THE REQUEST: Copy the records below exactly as they are written.

ROWS:
## Start

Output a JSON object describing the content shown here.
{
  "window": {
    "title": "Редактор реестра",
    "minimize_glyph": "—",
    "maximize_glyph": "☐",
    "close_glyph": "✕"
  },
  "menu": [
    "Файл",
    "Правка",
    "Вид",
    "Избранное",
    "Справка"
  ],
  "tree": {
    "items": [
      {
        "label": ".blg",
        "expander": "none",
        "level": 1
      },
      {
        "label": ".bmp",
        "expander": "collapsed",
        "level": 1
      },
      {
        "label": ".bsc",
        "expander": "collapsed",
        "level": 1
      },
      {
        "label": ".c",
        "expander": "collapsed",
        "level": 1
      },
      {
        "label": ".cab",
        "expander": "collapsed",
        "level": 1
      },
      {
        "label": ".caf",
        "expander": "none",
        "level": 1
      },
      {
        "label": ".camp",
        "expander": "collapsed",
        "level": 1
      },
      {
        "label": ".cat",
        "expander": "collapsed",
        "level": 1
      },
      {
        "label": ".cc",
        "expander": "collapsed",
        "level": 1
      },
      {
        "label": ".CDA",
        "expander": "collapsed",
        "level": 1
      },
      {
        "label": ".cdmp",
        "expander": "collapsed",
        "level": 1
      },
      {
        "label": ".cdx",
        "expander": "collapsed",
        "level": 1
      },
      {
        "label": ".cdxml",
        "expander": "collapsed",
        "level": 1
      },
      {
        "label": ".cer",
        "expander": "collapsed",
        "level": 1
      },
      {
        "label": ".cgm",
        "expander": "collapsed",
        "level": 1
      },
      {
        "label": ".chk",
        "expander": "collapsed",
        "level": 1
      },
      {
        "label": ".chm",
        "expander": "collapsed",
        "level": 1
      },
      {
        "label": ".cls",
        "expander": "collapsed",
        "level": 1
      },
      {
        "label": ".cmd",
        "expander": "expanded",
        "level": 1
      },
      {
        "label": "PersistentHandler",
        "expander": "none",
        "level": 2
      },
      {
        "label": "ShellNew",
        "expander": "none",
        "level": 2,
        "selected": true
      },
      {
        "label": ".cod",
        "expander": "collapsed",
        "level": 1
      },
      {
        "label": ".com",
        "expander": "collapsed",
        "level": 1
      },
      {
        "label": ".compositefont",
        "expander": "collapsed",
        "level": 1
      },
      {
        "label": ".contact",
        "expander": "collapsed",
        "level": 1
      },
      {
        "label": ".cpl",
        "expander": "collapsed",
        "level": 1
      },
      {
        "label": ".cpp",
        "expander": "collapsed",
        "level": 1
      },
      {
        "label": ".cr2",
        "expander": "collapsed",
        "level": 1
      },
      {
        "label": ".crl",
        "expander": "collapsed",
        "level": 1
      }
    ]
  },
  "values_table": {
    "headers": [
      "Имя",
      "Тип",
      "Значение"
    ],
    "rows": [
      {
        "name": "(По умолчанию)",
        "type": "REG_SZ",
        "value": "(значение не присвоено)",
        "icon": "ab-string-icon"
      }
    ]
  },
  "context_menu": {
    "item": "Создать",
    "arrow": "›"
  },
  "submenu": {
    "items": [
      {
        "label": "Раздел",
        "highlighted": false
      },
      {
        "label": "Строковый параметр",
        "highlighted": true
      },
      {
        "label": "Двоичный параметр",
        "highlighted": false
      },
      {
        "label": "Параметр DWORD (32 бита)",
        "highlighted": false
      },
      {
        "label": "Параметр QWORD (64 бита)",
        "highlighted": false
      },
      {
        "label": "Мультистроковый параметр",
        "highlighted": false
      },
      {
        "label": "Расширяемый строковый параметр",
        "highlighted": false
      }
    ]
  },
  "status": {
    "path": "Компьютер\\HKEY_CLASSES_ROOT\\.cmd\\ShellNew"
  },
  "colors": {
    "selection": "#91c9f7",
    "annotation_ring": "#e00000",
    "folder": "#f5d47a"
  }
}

## End

RESPONSE TO THIS TASK:
Output a JSON object describing the content shown here.
{
  "window": {
    "title": "Редактор реестра",
    "minimize_glyph": "—",
    "maximize_glyph": "☐",
    "close_glyph": "✕"
  },
  "menu": [
    "Файл",
    "Правка",
    "Вид",
    "Избранное",
    "Справка"
  ],
  "tree": {
    "items": [
      {
        "label": ".blg",
        "expander": "none",
        "level": 1
      },
      {
        "label": ".bmp",
        "expander": "collapsed",
        "level": 1
      },
      {
        "label": ".bsc",
        "expander": "collapsed",
        "level": 1
      },
      {
        "label": ".c",
        "expander": "collapsed",
        "level": 1
      },
      {
        "label": ".cab",
        "expander": "collapsed",
        "level": 1
      },
      {
        "label": ".caf",
        "expander": "none",
        "level": 1
      },
      {
        "label": ".camp",
        "expander": "collapsed",
        "level": 1
      },
      {
        "label": ".cat",
        "expander": "collapsed",
        "level": 1
      },
      {
        "label": ".cc",
        "expander": "collapsed",
        "level": 1
      },
      {
        "label": ".CDA",
        "expander": "collapsed",
        "level": 1
      },
      {
        "label": ".cdmp",
        "expander": "collapsed",
        "level": 1
      },
      {
        "label": ".cdx",
        "expander": "collapsed",
        "level": 1
      },
      {
        "label": ".cdxml",
        "expander": "collapsed",
        "level": 1
      },
      {
        "label": ".cer",
        "expander": "collapsed",
        "level": 1
      },
      {
        "label": ".cgm",
        "expander": "collapsed",
        "level": 1
      },
      {
        "label": ".chk",
        "expander": "collapsed",
        "level": 1
      },
      {
        "label": ".chm",
        "expander": "collapsed",
        "level": 1
      },
      {
        "label": ".cls",
        "expander": "collapsed",
        "level": 1
      },
      {
        "label": ".cmd",
        "expander": "expanded",
        "level": 1
      },
      {
        "label": "PersistentHandler",
        "expander": "none",
        "level": 2
      },
      {
        "label": "ShellNew",
        "expander": "none",
        "level": 2,
        "selected": true
      },
      {
        "label": ".cod",
        "expander": "collapsed",
        "level": 1
      },
      {
        "label": ".com",
        "expander": "collapsed",
        "level": 1
      },
      {
        "label": ".compositefont",
        "expander": "collapsed",
        "level": 1
      },
      {
        "label": ".contact",
        "expander": "collapsed",
        "level": 1
      },
      {
        "label": ".cpl",
        "expander": "collapsed",
        "level": 1
      },
      {
        "label": ".cpp",
        "expander": "collapsed",
        "level": 1
      },
      {
        "label": ".cr2",
        "expander": "collapsed",
        "level": 1
      },
      {
        "label": ".crl",
        "expander": "collapsed",
        "level": 1
      }
    ]
  },
  "values_table": {
    "headers": [
      "Имя",
      "Тип",
      "Значение"
    ],
    "rows": [
      {
        "name": "(По умолчанию)",
        "type": "REG_SZ",
        "value": "(значение не присвоено)",
        "icon": "ab-string-icon"
      }
    ]
  },
  "context_menu": {
    "item": "Создать",
    "arrow": "›"
  },
  "submenu": {
    "items": [
      {
        "label": "Раздел",
        "highlighted": false
      },
      {
        "label": "Строковый параметр",
        "highlighted": true
      },
      {
        "label": "Двоичный параметр",
        "highlighted": false
      },
      {
        "label": "Параметр DWORD (32 бита)",
        "highlighted": false
      },
      {
        "label": "Параметр QWORD (64 бита)",
        "highlighted": false
      },
      {
        "label": "Мультистроковый параметр",
        "highlighted": false
      },
      {
        "label": "Расширяемый строковый параметр",
        "highlighted": false
      }
    ]
  },
  "status": {
    "path": "Компьютер\\HKEY_CLASSES_ROOT\\.cmd\\ShellNew"
  },
  "colors": {
    "selection": "#91c9f7",
    "annotation_ring": "#e00000",
    "folder": "#f5d47a"
  }
}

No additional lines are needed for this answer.